### What is needed
Only lines with the word "colour" are needed; collect each of them from the listing below.

— begin Listed entries —

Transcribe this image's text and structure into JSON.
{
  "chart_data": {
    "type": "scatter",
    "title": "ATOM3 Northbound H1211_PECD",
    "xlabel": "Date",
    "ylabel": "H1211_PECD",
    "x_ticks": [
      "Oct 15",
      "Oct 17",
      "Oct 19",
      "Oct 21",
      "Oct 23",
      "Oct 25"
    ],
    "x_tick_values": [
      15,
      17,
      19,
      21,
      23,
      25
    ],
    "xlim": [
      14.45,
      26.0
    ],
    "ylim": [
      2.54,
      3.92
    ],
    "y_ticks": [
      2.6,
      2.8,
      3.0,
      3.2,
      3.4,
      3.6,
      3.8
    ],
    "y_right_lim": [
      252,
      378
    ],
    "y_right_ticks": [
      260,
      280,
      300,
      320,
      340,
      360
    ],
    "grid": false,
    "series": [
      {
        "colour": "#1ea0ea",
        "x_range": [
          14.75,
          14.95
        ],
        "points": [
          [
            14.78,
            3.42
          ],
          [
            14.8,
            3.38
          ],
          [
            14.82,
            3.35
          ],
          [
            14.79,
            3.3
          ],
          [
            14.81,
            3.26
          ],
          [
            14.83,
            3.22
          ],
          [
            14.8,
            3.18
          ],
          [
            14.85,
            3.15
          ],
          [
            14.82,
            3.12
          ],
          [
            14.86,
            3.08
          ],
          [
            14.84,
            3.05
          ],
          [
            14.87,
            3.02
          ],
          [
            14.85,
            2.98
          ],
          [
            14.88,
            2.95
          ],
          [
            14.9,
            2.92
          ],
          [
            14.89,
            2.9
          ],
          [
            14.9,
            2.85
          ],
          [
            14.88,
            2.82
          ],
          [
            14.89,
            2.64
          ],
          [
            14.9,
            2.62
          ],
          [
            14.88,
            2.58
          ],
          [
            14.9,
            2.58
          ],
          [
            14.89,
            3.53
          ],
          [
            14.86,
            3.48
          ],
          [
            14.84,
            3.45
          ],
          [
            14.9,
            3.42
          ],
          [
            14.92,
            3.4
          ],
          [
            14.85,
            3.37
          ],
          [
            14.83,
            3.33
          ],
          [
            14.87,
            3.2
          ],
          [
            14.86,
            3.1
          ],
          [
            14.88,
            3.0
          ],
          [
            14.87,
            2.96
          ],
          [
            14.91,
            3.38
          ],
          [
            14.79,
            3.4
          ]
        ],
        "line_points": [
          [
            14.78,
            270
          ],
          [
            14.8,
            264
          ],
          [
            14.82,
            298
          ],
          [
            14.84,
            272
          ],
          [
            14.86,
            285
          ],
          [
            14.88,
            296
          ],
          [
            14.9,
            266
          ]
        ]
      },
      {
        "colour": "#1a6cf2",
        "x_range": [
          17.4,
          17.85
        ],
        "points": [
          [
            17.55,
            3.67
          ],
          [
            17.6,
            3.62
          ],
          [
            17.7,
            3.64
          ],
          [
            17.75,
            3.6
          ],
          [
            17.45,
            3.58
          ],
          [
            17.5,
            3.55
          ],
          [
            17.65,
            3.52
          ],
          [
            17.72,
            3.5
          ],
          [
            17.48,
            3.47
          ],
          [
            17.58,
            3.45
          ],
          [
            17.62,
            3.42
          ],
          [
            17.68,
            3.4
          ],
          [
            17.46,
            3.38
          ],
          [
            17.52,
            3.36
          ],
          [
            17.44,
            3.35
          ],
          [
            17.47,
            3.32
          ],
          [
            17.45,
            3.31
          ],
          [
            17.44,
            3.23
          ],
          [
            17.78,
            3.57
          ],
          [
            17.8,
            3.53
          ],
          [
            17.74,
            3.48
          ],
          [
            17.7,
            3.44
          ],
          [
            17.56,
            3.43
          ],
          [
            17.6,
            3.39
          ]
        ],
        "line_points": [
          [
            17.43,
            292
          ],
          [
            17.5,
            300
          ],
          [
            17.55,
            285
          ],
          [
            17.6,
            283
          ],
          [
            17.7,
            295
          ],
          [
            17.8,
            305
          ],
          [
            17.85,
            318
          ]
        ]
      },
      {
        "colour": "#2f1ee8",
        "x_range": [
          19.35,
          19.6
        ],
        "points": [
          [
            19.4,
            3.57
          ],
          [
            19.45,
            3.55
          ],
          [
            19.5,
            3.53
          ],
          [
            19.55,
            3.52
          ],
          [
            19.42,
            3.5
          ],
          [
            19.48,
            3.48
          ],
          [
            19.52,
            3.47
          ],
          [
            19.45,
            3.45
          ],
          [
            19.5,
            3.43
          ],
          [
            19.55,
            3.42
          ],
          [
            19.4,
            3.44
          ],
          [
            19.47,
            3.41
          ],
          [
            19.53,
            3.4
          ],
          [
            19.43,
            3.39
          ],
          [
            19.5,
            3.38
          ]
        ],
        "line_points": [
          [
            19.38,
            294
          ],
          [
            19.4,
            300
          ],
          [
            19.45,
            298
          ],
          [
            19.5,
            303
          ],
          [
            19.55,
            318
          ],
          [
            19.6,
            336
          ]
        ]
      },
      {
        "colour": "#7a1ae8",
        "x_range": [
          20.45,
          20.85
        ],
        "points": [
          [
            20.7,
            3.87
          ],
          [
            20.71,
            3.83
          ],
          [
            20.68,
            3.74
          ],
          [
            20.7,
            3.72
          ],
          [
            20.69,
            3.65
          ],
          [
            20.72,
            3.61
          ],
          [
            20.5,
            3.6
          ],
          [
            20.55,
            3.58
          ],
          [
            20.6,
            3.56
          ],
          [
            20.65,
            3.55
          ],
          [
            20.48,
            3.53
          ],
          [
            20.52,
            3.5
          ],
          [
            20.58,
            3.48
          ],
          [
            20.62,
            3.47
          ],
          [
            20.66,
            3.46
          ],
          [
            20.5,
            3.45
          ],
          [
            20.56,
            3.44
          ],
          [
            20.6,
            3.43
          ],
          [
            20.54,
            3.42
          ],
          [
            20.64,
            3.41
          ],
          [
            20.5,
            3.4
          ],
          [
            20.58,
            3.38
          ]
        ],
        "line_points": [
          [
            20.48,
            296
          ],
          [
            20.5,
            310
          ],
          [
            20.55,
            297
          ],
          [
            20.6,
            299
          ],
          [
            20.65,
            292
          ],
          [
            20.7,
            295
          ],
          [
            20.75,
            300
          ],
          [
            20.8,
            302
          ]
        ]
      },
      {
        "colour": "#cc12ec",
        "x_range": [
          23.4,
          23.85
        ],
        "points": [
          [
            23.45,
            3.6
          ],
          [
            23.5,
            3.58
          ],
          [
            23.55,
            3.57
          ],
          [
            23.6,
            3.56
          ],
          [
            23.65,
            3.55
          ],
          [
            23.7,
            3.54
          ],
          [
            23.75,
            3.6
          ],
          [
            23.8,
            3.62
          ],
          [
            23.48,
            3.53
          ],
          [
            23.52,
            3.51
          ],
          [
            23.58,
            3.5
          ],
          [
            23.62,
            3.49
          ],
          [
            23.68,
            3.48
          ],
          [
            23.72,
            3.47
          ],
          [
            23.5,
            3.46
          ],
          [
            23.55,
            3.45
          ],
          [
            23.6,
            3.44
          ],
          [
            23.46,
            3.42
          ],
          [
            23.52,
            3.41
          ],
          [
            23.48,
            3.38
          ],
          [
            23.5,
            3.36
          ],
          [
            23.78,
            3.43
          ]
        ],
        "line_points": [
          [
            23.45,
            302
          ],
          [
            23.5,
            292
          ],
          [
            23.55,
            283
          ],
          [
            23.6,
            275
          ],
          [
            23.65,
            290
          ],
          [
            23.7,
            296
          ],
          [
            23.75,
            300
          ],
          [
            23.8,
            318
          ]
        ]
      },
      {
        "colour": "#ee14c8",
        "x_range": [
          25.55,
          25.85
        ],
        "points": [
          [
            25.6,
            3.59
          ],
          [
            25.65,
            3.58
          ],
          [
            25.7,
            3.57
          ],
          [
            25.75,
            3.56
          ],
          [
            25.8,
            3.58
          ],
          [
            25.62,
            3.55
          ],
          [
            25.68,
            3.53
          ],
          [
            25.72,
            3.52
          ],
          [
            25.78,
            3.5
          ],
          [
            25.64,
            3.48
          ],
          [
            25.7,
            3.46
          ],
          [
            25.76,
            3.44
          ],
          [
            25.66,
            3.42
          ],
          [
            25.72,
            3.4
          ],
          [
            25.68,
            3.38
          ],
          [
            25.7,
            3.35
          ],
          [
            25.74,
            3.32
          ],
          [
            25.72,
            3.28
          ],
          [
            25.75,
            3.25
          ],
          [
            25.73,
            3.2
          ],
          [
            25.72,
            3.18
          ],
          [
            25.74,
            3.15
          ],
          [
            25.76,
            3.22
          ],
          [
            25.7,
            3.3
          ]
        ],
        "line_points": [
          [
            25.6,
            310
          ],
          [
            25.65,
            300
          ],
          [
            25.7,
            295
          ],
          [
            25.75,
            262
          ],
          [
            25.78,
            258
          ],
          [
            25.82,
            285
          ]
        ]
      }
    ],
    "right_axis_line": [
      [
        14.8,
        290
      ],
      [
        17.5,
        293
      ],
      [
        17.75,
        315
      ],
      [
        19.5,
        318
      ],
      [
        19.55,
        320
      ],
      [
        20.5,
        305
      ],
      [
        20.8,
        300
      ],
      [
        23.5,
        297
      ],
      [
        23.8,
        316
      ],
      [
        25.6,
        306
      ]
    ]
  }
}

— end Listed entries —

### Complete answer
        "colour": "#1ea0ea",
        "colour": "#1a6cf2",
        "colour": "#2f1ee8",
        "colour": "#7a1ae8",
        "colour": "#cc12ec",
        "colour": "#ee14c8",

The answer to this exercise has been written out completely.